Extracts from a graphics dataset

++++++

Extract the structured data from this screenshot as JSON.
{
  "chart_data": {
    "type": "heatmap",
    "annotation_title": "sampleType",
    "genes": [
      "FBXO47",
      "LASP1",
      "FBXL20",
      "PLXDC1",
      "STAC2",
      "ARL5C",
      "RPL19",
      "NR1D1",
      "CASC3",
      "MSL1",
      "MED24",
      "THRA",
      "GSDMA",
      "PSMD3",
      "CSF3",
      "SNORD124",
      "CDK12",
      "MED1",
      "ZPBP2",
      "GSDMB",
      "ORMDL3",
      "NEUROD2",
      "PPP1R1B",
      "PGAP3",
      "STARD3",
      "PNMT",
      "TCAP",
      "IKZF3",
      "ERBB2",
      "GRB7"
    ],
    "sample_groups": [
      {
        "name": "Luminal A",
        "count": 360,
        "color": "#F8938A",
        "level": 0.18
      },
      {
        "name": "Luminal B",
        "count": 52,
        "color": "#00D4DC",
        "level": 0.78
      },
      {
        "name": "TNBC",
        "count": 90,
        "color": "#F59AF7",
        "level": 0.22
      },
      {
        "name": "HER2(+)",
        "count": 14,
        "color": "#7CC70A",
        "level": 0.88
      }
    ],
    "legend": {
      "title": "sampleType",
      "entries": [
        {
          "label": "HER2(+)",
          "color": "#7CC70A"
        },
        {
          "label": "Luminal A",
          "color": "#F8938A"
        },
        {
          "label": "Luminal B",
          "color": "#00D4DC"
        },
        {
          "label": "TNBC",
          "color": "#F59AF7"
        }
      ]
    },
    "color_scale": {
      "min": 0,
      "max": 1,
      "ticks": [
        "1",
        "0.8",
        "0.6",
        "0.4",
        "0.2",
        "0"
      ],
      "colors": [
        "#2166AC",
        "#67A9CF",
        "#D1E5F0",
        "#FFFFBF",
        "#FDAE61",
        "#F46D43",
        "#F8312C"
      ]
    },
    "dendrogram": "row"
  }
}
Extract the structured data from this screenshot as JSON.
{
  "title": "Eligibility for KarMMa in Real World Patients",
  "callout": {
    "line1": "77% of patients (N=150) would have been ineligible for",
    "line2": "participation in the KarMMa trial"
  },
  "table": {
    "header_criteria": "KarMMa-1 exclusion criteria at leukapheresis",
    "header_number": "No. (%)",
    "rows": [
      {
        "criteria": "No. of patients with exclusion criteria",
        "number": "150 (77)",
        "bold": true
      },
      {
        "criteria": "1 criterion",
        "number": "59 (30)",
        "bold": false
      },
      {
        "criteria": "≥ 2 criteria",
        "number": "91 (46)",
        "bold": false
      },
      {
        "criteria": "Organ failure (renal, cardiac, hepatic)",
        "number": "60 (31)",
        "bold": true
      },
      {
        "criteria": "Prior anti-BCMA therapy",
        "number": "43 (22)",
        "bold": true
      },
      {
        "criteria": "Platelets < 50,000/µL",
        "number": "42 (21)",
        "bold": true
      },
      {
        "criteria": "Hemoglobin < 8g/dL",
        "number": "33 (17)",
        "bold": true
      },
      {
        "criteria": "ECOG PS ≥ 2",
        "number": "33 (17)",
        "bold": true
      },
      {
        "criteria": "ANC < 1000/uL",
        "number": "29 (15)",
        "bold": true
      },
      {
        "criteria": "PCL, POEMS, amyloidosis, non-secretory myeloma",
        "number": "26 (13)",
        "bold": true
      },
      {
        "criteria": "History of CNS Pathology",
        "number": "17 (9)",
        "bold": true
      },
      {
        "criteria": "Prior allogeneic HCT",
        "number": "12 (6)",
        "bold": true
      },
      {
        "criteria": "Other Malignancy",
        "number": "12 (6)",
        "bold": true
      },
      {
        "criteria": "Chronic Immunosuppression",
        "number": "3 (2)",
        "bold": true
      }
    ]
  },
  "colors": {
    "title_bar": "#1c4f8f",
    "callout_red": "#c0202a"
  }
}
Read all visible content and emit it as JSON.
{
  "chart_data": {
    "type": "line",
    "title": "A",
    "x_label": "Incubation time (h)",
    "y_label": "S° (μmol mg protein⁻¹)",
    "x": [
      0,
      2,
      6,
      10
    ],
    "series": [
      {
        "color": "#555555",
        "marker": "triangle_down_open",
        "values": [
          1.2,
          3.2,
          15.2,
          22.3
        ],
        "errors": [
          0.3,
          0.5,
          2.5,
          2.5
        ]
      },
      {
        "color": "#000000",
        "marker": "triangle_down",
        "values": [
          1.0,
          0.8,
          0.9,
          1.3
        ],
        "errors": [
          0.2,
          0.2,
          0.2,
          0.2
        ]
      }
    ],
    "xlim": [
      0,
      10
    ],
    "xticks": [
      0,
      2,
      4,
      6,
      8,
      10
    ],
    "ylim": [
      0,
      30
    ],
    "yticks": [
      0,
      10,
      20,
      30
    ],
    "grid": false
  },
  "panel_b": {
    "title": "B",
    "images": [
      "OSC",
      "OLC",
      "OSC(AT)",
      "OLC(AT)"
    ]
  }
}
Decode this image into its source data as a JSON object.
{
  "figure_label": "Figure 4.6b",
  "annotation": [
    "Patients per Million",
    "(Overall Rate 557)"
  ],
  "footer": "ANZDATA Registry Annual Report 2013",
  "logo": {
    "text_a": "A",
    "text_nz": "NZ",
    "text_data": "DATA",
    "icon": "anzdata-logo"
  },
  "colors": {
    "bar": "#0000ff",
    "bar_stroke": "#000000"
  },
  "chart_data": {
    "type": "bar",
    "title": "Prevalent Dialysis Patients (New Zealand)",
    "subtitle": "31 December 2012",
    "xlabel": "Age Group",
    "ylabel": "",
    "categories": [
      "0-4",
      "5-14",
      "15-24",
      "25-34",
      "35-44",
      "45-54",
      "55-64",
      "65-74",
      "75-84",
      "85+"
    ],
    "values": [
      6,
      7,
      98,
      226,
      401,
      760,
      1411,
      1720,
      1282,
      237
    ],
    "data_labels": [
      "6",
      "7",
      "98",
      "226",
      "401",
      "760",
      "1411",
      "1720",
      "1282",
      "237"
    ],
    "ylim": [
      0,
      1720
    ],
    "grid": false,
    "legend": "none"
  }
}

++++++

§ **Problem**
Restate the records word for word, keeping every line.

§ **Exercise response**
Extract the structured data from this screenshot as JSON.
{
  "chart_data": {
    "type": "heatmap",
    "annotation_title": "sampleType",
    "genes": [
      "FBXO47",
      "LASP1",
      "FBXL20",
      "PLXDC1",
      "STAC2",
      "ARL5C",
      "RPL19",
      "NR1D1",
      "CASC3",
      "MSL1",
      "MED24",
      "THRA",
      "GSDMA",
      "PSMD3",
      "CSF3",
      "SNORD124",
      "CDK12",
      "MED1",
      "ZPBP2",
      "GSDMB",
      "ORMDL3",
      "NEUROD2",
      "PPP1R1B",
      "PGAP3",
      "STARD3",
      "PNMT",
      "TCAP",
      "IKZF3",
      "ERBB2",
      "GRB7"
    ],
    "sample_groups": [
      {
        "name": "Luminal A",
        "count": 360,
        "color": "#F8938A",
        "level": 0.18
      },
      {
        "name": "Luminal B",
        "count": 52,
        "color": "#00D4DC",
        "level": 0.78
      },
      {
        "name": "TNBC",
        "count": 90,
        "color": "#F59AF7",
        "level": 0.22
      },
      {
        "name": "HER2(+)",
        "count": 14,
        "color": "#7CC70A",
        "level": 0.88
      }
    ],
    "legend": {
      "title": "sampleType",
      "entries": [
        {
          "label": "HER2(+)",
          "color": "#7CC70A"
        },
        {
          "label": "Luminal A",
          "color": "#F8938A"
        },
        {
          "label": "Luminal B",
          "color": "#00D4DC"
        },
        {
          "label": "TNBC",
          "color": "#F59AF7"
        }
      ]
    },
    "color_scale": {
      "min": 0,
      "max": 1,
      "ticks": [
        "1",
        "0.8",
        "0.6",
        "0.4",
        "0.2",
        "0"
      ],
      "colors": [
        "#2166AC",
        "#67A9CF",
        "#D1E5F0",
        "#FFFFBF",
        "#FDAE61",
        "#F46D43",
        "#F8312C"
      ]
    },
    "dendrogram": "row"
  }
}
Extract the structured data from this screenshot as JSON.
{
  "title": "Eligibility for KarMMa in Real World Patients",
  "callout": {
    "line1": "77% of patients (N=150) would have been ineligible for",
    "line2": "participation in the KarMMa trial"
  },
  "table": {
    "header_criteria": "KarMMa-1 exclusion criteria at leukapheresis",
    "header_number": "No. (%)",
    "rows": [
      {
        "criteria": "No. of patients with exclusion criteria",
        "number": "150 (77)",
        "bold": true
      },
      {
        "criteria": "1 criterion",
        "number": "59 (30)",
        "bold": false
      },
      {
        "criteria": "≥ 2 criteria",
        "number": "91 (46)",
        "bold": false
      },
      {
        "criteria": "Organ failure (renal, cardiac, hepatic)",
        "number": "60 (31)",
        "bold": true
      },
      {
        "criteria": "Prior anti-BCMA therapy",
        "number": "43 (22)",
        "bold": true
      },
      {
        "criteria": "Platelets < 50,000/µL",
        "number": "42 (21)",
        "bold": true
      },
      {
        "criteria": "Hemoglobin < 8g/dL",
        "number": "33 (17)",
        "bold": true
      },
      {
        "criteria": "ECOG PS ≥ 2",
        "number": "33 (17)",
        "bold": true
      },
      {
        "criteria": "ANC < 1000/uL",
        "number": "29 (15)",
        "bold": true
      },
      {
        "criteria": "PCL, POEMS, amyloidosis, non-secretory myeloma",
        "number": "26 (13)",
        "bold": true
      },
      {
        "criteria": "History of CNS Pathology",
        "number": "17 (9)",
        "bold": true
      },
      {
        "criteria": "Prior allogeneic HCT",
        "number": "12 (6)",
        "bold": true
      },
      {
        "criteria": "Other Malignancy",
        "number": "12 (6)",
        "bold": true
      },
      {
        "criteria": "Chronic Immunosuppression",
        "number": "3 (2)",
        "bold": true
      }
    ]
  },
  "colors": {
    "title_bar": "#1c4f8f",
    "callout_red": "#c0202a"
  }
}
Read all visible content and emit it as JSON.
{
  "chart_data": {
    "type": "line",
    "title": "A",
    "x_label": "Incubation time (h)",
    "y_label": "S° (μmol mg protein⁻¹)",
    "x": [
      0,
      2,
      6,
      10
    ],
    "series": [
      {
        "color": "#555555",
        "marker": "triangle_down_open",
        "values": [
          1.2,
          3.2,
          15.2,
          22.3
        ],
        "errors": [
          0.3,
          0.5,
          2.5,
          2.5
        ]
      },
      {
        "color": "#000000",
        "marker": "triangle_down",
        "values": [
          1.0,
          0.8,
          0.9,
          1.3
        ],
        "errors": [
          0.2,
          0.2,
          0.2,
          0.2
        ]
      }
    ],
    "xlim": [
      0,
      10
    ],
    "xticks": [
      0,
      2,
      4,
      6,
      8,
      10
    ],
    "ylim": [
      0,
      30
    ],
    "yticks": [
      0,
      10,
      20,
      30
    ],
    "grid": false
  },
  "panel_b": {
    "title": "B",
    "images": [
      "OSC",
      "OLC",
      "OSC(AT)",
      "OLC(AT)"
    ]
  }
}
Decode this image into its source data as a JSON object.
{
  "figure_label": "Figure 4.6b",
  "annotation": [
    "Patients per Million",
    "(Overall Rate 557)"
  ],
  "footer": "ANZDATA Registry Annual Report 2013",
  "logo": {
    "text_a": "A",
    "text_nz": "NZ",
    "text_data": "DATA",
    "icon": "anzdata-logo"
  },
  "colors": {
    "bar": "#0000ff",
    "bar_stroke": "#000000"
  },
  "chart_data": {
    "type": "bar",
    "title": "Prevalent Dialysis Patients (New Zealand)",
    "subtitle": "31 December 2012",
    "xlabel": "Age Group",
    "ylabel": "",
    "categories": [
      "0-4",
      "5-14",
      "15-24",
      "25-34",
      "35-44",
      "45-54",
      "55-64",
      "65-74",
      "75-84",
      "85+"
    ],
    "values": [
      6,
      7,
      98,
      226,
      401,
      760,
      1411,
      1720,
      1282,
      237
    ],
    "data_labels": [
      "6",
      "7",
      "98",
      "226",
      "401",
      "760",
      "1411",
      "1720",
      "1282",
      "237"
    ],
    "ylim": [
      0,
      1720
    ],
    "grid": false,
    "legend": "none"
  }
}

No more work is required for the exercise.